WHAT NEEDS TO BE DONE – Copy all records verbatim.

----

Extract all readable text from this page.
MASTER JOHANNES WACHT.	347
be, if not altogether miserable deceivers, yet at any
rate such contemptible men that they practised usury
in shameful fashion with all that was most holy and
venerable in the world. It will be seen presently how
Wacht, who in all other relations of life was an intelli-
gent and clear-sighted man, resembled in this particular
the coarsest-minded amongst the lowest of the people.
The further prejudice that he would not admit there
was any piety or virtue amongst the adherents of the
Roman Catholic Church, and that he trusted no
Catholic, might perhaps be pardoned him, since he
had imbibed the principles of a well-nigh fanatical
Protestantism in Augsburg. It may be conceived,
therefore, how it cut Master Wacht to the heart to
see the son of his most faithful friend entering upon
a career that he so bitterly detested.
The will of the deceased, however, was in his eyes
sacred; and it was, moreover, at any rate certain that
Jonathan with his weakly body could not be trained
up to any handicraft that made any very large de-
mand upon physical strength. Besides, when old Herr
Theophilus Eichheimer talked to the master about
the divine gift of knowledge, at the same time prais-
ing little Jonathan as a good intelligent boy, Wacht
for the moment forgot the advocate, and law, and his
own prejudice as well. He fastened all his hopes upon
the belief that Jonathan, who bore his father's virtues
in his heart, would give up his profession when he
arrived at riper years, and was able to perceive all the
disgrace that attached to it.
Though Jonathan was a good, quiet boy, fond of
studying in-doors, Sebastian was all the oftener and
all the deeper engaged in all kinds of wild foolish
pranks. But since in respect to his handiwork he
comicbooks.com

----

PROBLEM SOLUTION –
Extract all readable text from this page.
MASTER JOHANNES WACHT.	347
be, if not altogether miserable deceivers, yet at any
rate such contemptible men that they practised usury
in shameful fashion with all that was most holy and
venerable in the world. It will be seen presently how
Wacht, who in all other relations of life was an intelli-
gent and clear-sighted man, resembled in this particular
the coarsest-minded amongst the lowest of the people.
The further prejudice that he would not admit there
was any piety or virtue amongst the adherents of the
Roman Catholic Church, and that he trusted no
Catholic, might perhaps be pardoned him, since he
had imbibed the principles of a well-nigh fanatical
Protestantism in Augsburg. It may be conceived,
therefore, how it cut Master Wacht to the heart to
see the son of his most faithful friend entering upon
a career that he so bitterly detested.
The will of the deceased, however, was in his eyes
sacred; and it was, moreover, at any rate certain that
Jonathan with his weakly body could not be trained
up to any handicraft that made any very large de-
mand upon physical strength. Besides, when old Herr
Theophilus Eichheimer talked to the master about
the divine gift of knowledge, at the same time prais-
ing little Jonathan as a good intelligent boy, Wacht
for the moment forgot the advocate, and law, and his
own prejudice as well. He fastened all his hopes upon
the belief that Jonathan, who bore his father's virtues
in his heart, would give up his profession when he
arrived at riper years, and was able to perceive all the
disgrace that attached to it.
Though Jonathan was a good, quiet boy, fond of
studying in-doors, Sebastian was all the oftener and
all the deeper engaged in all kinds of wild foolish
pranks. But since in respect to his handiwork he
comicbooks.com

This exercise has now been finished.